**Stored data entries:**
"""

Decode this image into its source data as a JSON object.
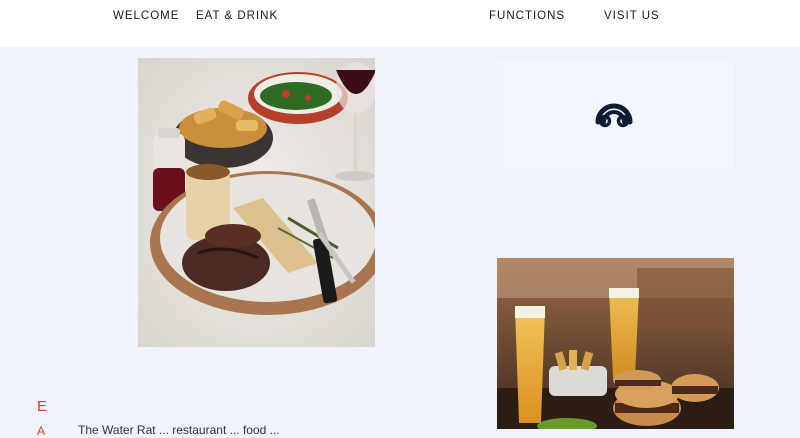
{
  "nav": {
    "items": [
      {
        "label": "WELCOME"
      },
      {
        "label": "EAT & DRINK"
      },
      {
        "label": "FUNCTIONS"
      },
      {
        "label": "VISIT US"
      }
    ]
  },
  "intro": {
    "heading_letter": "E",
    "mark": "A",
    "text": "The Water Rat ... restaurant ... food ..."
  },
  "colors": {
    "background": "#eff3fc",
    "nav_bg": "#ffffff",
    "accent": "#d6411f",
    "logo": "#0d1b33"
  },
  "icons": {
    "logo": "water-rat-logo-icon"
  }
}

"""

**Stated problem:** Return solely the number of lines in the data that include the word "label".

**Exercise solution:** 4